Reproduce all of the material word for word.

Stored entries
## start

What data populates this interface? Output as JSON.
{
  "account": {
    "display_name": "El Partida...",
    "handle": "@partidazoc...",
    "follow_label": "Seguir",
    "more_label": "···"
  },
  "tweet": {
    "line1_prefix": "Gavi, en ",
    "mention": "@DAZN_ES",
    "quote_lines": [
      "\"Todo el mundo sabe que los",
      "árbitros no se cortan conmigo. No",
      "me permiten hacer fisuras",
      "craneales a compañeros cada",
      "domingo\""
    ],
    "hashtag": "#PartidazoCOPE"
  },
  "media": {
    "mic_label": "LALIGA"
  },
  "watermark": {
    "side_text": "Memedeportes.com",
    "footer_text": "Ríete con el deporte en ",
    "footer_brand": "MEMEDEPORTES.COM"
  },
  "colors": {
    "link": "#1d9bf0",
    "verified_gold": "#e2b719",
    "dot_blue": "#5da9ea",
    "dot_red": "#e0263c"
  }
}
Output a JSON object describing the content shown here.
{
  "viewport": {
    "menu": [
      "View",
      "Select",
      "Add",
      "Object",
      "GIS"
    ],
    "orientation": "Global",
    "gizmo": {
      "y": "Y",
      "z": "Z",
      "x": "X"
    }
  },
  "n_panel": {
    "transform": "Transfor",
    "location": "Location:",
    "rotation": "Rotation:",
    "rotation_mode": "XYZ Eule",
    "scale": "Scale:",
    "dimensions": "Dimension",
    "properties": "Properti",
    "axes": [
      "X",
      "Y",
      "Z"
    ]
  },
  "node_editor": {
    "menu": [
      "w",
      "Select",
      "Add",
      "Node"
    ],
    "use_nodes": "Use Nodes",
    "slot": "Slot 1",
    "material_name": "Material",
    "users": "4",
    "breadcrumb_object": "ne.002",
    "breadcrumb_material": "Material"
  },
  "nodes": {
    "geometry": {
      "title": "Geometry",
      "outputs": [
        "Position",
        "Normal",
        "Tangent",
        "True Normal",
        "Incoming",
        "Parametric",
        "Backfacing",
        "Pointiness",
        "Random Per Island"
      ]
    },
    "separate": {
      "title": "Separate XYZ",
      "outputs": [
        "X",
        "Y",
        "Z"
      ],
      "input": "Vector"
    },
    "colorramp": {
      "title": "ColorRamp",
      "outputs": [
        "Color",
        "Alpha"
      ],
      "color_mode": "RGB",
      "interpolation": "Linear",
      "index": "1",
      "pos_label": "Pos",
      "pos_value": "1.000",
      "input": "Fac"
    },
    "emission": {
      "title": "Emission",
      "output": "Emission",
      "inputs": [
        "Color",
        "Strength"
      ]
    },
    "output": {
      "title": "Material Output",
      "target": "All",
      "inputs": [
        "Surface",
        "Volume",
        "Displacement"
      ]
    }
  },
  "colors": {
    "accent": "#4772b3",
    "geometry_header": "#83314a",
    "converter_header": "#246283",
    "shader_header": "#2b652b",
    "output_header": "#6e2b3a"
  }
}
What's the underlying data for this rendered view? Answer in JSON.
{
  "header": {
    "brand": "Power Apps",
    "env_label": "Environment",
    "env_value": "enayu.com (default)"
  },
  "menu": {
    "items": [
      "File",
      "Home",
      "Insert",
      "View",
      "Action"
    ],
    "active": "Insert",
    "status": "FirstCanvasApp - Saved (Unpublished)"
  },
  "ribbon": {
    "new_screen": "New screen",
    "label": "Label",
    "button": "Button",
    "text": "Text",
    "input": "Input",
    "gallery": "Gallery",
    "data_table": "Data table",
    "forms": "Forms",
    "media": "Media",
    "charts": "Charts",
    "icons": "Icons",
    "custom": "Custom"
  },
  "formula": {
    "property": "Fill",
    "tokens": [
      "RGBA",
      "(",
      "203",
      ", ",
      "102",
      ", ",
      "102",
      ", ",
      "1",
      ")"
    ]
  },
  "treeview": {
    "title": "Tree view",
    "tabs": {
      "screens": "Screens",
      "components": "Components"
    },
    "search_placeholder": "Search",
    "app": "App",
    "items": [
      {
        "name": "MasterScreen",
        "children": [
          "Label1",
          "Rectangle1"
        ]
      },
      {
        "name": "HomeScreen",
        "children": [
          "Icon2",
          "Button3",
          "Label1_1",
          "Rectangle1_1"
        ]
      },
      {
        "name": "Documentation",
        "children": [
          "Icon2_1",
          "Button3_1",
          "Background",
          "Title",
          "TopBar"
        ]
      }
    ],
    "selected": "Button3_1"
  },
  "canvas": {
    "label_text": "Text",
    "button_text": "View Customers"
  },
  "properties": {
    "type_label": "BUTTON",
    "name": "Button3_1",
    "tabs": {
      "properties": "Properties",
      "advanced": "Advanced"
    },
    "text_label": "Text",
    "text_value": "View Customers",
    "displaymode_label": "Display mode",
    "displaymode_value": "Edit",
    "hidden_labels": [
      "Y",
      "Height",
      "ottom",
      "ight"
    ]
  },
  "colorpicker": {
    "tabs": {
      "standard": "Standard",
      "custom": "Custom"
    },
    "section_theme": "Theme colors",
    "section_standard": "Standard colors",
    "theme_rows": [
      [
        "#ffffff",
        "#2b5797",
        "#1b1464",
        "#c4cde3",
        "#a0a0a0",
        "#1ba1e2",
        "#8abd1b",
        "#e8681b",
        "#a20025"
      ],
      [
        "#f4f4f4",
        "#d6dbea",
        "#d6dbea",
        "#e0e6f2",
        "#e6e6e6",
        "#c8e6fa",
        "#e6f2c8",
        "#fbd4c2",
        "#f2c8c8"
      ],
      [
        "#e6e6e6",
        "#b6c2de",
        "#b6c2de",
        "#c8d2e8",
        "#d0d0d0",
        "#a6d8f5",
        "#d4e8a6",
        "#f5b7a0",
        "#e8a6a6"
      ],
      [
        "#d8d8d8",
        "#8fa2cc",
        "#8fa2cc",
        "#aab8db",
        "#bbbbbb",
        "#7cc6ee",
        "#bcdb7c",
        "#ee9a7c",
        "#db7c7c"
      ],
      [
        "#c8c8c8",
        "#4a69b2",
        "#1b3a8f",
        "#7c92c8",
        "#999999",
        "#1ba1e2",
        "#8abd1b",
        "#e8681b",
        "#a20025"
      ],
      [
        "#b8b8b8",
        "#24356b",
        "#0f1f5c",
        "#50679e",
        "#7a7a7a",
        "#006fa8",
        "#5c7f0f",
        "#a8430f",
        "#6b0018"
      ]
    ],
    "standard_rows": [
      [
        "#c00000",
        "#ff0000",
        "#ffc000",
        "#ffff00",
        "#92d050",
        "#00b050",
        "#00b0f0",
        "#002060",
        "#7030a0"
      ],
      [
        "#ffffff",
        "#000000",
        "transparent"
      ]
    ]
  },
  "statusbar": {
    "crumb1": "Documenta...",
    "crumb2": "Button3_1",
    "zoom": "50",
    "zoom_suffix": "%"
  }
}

## end

▶ _FULL SOLUTION_:
What data populates this interface? Output as JSON.
{
  "account": {
    "display_name": "El Partida...",
    "handle": "@partidazoc...",
    "follow_label": "Seguir",
    "more_label": "···"
  },
  "tweet": {
    "line1_prefix": "Gavi, en ",
    "mention": "@DAZN_ES",
    "quote_lines": [
      "\"Todo el mundo sabe que los",
      "árbitros no se cortan conmigo. No",
      "me permiten hacer fisuras",
      "craneales a compañeros cada",
      "domingo\""
    ],
    "hashtag": "#PartidazoCOPE"
  },
  "media": {
    "mic_label": "LALIGA"
  },
  "watermark": {
    "side_text": "Memedeportes.com",
    "footer_text": "Ríete con el deporte en ",
    "footer_brand": "MEMEDEPORTES.COM"
  },
  "colors": {
    "link": "#1d9bf0",
    "verified_gold": "#e2b719",
    "dot_blue": "#5da9ea",
    "dot_red": "#e0263c"
  }
}
Output a JSON object describing the content shown here.
{
  "viewport": {
    "menu": [
      "View",
      "Select",
      "Add",
      "Object",
      "GIS"
    ],
    "orientation": "Global",
    "gizmo": {
      "y": "Y",
      "z": "Z",
      "x": "X"
    }
  },
  "n_panel": {
    "transform": "Transfor",
    "location": "Location:",
    "rotation": "Rotation:",
    "rotation_mode": "XYZ Eule",
    "scale": "Scale:",
    "dimensions": "Dimension",
    "properties": "Properti",
    "axes": [
      "X",
      "Y",
      "Z"
    ]
  },
  "node_editor": {
    "menu": [
      "w",
      "Select",
      "Add",
      "Node"
    ],
    "use_nodes": "Use Nodes",
    "slot": "Slot 1",
    "material_name": "Material",
    "users": "4",
    "breadcrumb_object": "ne.002",
    "breadcrumb_material": "Material"
  },
  "nodes": {
    "geometry": {
      "title": "Geometry",
      "outputs": [
        "Position",
        "Normal",
        "Tangent",
        "True Normal",
        "Incoming",
        "Parametric",
        "Backfacing",
        "Pointiness",
        "Random Per Island"
      ]
    },
    "separate": {
      "title": "Separate XYZ",
      "outputs": [
        "X",
        "Y",
        "Z"
      ],
      "input": "Vector"
    },
    "colorramp": {
      "title": "ColorRamp",
      "outputs": [
        "Color",
        "Alpha"
      ],
      "color_mode": "RGB",
      "interpolation": "Linear",
      "index": "1",
      "pos_label": "Pos",
      "pos_value": "1.000",
      "input": "Fac"
    },
    "emission": {
      "title": "Emission",
      "output": "Emission",
      "inputs": [
        "Color",
        "Strength"
      ]
    },
    "output": {
      "title": "Material Output",
      "target": "All",
      "inputs": [
        "Surface",
        "Volume",
        "Displacement"
      ]
    }
  },
  "colors": {
    "accent": "#4772b3",
    "geometry_header": "#83314a",
    "converter_header": "#246283",
    "shader_header": "#2b652b",
    "output_header": "#6e2b3a"
  }
}
What's the underlying data for this rendered view? Answer in JSON.
{
  "header": {
    "brand": "Power Apps",
    "env_label": "Environment",
    "env_value": "enayu.com (default)"
  },
  "menu": {
    "items": [
      "File",
      "Home",
      "Insert",
      "View",
      "Action"
    ],
    "active": "Insert",
    "status": "FirstCanvasApp - Saved (Unpublished)"
  },
  "ribbon": {
    "new_screen": "New screen",
    "label": "Label",
    "button": "Button",
    "text": "Text",
    "input": "Input",
    "gallery": "Gallery",
    "data_table": "Data table",
    "forms": "Forms",
    "media": "Media",
    "charts": "Charts",
    "icons": "Icons",
    "custom": "Custom"
  },
  "formula": {
    "property": "Fill",
    "tokens": [
      "RGBA",
      "(",
      "203",
      ", ",
      "102",
      ", ",
      "102",
      ", ",
      "1",
      ")"
    ]
  },
  "treeview": {
    "title": "Tree view",
    "tabs": {
      "screens": "Screens",
      "components": "Components"
    },
    "search_placeholder": "Search",
    "app": "App",
    "items": [
      {
        "name": "MasterScreen",
        "children": [
          "Label1",
          "Rectangle1"
        ]
      },
      {
        "name": "HomeScreen",
        "children": [
          "Icon2",
          "Button3",
          "Label1_1",
          "Rectangle1_1"
        ]
      },
      {
        "name": "Documentation",
        "children": [
          "Icon2_1",
          "Button3_1",
          "Background",
          "Title",
          "TopBar"
        ]
      }
    ],
    "selected": "Button3_1"
  },
  "canvas": {
    "label_text": "Text",
    "button_text": "View Customers"
  },
  "properties": {
    "type_label": "BUTTON",
    "name": "Button3_1",
    "tabs": {
      "properties": "Properties",
      "advanced": "Advanced"
    },
    "text_label": "Text",
    "text_value": "View Customers",
    "displaymode_label": "Display mode",
    "displaymode_value": "Edit",
    "hidden_labels": [
      "Y",
      "Height",
      "ottom",
      "ight"
    ]
  },
  "colorpicker": {
    "tabs": {
      "standard": "Standard",
      "custom": "Custom"
    },
    "section_theme": "Theme colors",
    "section_standard": "Standard colors",
    "theme_rows": [
      [
        "#ffffff",
        "#2b5797",
        "#1b1464",
        "#c4cde3",
        "#a0a0a0",
        "#1ba1e2",
        "#8abd1b",
        "#e8681b",
        "#a20025"
      ],
      [
        "#f4f4f4",
        "#d6dbea",
        "#d6dbea",
        "#e0e6f2",
        "#e6e6e6",
        "#c8e6fa",
        "#e6f2c8",
        "#fbd4c2",
        "#f2c8c8"
      ],
      [
        "#e6e6e6",
        "#b6c2de",
        "#b6c2de",
        "#c8d2e8",
        "#d0d0d0",
        "#a6d8f5",
        "#d4e8a6",
        "#f5b7a0",
        "#e8a6a6"
      ],
      [
        "#d8d8d8",
        "#8fa2cc",
        "#8fa2cc",
        "#aab8db",
        "#bbbbbb",
        "#7cc6ee",
        "#bcdb7c",
        "#ee9a7c",
        "#db7c7c"
      ],
      [
        "#c8c8c8",
        "#4a69b2",
        "#1b3a8f",
        "#7c92c8",
        "#999999",
        "#1ba1e2",
        "#8abd1b",
        "#e8681b",
        "#a20025"
      ],
      [
        "#b8b8b8",
        "#24356b",
        "#0f1f5c",
        "#50679e",
        "#7a7a7a",
        "#006fa8",
        "#5c7f0f",
        "#a8430f",
        "#6b0018"
      ]
    ],
    "standard_rows": [
      [
        "#c00000",
        "#ff0000",
        "#ffc000",
        "#ffff00",
        "#92d050",
        "#00b050",
        "#00b0f0",
        "#002060",
        "#7030a0"
      ],
      [
        "#ffffff",
        "#000000",
        "transparent"
      ]
    ]
  },
  "statusbar": {
    "crumb1": "Documenta...",
    "crumb2": "Button3_1",
    "zoom": "50",
    "zoom_suffix": "%"
  }
}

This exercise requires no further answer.